(Stored records)
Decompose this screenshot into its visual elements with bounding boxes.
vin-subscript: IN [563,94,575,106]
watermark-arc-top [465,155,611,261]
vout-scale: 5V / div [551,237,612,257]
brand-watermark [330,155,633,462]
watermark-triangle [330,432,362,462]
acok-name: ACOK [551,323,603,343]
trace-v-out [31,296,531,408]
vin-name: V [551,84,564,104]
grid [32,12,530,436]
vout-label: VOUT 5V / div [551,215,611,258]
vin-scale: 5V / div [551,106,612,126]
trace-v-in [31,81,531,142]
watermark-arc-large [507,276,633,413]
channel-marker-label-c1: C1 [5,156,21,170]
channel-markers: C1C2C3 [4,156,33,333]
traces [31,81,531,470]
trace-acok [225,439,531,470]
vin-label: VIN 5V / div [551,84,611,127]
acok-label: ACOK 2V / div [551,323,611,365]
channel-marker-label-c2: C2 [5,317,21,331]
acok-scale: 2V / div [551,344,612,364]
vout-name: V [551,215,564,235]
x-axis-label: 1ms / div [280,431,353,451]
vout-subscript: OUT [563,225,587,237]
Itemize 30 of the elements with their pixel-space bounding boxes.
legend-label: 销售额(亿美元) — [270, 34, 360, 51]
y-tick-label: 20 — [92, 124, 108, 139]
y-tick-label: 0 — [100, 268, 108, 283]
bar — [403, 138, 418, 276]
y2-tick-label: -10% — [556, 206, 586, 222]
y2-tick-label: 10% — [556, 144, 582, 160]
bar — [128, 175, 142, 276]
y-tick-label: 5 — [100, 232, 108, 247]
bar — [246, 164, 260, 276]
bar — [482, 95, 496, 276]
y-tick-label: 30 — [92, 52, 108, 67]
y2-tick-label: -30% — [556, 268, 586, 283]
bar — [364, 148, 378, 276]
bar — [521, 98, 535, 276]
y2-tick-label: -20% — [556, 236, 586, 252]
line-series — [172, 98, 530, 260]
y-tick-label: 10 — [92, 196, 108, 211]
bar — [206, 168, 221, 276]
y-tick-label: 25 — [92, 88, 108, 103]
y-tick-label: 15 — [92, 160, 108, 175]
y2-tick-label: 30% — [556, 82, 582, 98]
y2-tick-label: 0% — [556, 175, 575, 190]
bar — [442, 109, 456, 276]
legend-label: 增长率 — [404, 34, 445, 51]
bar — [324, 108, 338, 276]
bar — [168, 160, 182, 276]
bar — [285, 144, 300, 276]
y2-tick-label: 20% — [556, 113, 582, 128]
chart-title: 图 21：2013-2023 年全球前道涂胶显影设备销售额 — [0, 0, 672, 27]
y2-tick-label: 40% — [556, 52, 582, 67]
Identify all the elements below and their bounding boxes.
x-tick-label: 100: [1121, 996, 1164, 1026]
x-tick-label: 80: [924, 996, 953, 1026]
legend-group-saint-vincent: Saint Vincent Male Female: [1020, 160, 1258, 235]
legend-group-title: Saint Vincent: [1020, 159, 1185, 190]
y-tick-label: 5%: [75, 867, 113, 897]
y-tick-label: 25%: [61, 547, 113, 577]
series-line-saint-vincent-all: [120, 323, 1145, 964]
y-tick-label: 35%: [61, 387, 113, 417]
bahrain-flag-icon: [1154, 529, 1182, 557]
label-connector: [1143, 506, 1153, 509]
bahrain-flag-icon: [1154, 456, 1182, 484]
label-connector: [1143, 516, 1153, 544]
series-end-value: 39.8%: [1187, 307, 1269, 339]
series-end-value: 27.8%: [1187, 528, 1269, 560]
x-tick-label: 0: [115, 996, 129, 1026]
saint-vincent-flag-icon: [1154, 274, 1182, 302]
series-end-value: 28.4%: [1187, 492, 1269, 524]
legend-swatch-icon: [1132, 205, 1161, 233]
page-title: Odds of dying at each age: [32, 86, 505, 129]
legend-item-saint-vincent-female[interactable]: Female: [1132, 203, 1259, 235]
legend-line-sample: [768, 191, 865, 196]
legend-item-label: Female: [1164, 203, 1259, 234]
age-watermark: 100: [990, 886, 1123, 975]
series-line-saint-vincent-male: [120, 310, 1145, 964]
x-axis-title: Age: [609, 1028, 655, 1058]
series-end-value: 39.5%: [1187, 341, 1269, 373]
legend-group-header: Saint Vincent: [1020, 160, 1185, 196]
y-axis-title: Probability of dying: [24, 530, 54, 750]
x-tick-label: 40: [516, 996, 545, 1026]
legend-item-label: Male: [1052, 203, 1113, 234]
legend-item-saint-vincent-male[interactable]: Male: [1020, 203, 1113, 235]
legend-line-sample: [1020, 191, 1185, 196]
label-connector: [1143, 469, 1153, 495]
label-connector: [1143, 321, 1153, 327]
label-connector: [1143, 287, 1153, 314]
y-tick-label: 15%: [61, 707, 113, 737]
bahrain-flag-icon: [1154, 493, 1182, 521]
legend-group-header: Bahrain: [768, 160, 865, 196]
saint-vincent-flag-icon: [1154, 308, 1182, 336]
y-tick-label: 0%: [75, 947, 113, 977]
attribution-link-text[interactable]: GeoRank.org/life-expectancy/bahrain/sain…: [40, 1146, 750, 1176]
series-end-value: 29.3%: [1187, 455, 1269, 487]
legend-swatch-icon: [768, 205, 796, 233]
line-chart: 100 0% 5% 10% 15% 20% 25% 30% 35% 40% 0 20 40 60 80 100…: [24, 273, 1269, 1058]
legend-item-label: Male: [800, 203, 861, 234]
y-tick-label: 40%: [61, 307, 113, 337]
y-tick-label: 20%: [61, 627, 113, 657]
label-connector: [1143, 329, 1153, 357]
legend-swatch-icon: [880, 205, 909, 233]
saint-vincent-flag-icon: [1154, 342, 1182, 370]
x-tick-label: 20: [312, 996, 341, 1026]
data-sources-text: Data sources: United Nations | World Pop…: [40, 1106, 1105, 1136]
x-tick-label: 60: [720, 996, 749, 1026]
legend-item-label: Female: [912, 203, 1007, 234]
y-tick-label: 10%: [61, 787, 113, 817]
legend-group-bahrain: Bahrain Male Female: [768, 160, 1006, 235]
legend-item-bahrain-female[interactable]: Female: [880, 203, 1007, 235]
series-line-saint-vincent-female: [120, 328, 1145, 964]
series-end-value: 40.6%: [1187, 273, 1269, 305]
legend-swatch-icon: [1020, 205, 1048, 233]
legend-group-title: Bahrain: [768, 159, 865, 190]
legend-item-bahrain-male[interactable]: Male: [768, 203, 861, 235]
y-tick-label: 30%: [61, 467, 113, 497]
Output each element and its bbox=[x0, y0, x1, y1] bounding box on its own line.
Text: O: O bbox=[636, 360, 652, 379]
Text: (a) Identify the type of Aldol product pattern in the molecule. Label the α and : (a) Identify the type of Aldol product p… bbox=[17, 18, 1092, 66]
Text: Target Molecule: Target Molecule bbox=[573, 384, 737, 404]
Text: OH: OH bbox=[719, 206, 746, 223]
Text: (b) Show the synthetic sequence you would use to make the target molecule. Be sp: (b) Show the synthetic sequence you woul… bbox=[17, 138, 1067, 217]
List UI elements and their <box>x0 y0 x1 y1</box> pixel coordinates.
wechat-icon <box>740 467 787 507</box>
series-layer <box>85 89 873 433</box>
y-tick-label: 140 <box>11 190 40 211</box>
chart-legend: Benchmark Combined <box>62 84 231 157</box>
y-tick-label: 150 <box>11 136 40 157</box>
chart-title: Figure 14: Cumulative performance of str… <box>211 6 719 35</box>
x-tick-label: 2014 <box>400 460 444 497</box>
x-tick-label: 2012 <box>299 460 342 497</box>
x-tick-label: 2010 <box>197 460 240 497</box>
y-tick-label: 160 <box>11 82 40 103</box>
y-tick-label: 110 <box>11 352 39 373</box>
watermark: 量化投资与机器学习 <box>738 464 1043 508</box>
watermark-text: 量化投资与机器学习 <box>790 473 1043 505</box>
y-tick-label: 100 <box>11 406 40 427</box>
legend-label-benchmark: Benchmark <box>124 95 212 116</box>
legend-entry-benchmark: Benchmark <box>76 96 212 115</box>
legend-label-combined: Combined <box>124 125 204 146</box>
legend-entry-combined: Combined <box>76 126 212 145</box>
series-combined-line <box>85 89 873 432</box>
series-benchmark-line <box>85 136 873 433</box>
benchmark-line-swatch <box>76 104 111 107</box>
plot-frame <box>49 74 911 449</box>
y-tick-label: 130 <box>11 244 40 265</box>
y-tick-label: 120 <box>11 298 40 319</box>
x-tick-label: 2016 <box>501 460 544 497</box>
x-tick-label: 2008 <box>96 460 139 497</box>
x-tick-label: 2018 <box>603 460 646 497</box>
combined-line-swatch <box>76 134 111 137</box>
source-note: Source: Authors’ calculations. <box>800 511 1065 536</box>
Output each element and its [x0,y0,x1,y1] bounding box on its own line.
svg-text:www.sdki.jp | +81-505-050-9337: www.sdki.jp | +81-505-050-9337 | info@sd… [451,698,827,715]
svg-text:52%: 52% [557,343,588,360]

**DIRECTIONS:** Copy the data verbatim from its first line through the line containing "vout-label: VOUT 5V / div [551,215,611,258]", including both of those lines.

**ANSWER TO THIS TASK:**
Decompose this screenshot into its visual elements with bounding boxes.
vin-subscript: IN [563,94,575,106]
watermark-arc-top [465,155,611,261]
vout-scale: 5V / div [551,237,612,257]
brand-watermark [330,155,633,462]
watermark-triangle [330,432,362,462]
acok-name: ACOK [551,323,603,343]
trace-v-out [31,296,531,408]
vin-name: V [551,84,564,104]
grid [32,12,530,436]
vout-label: VOUT 5V / div [551,215,611,258]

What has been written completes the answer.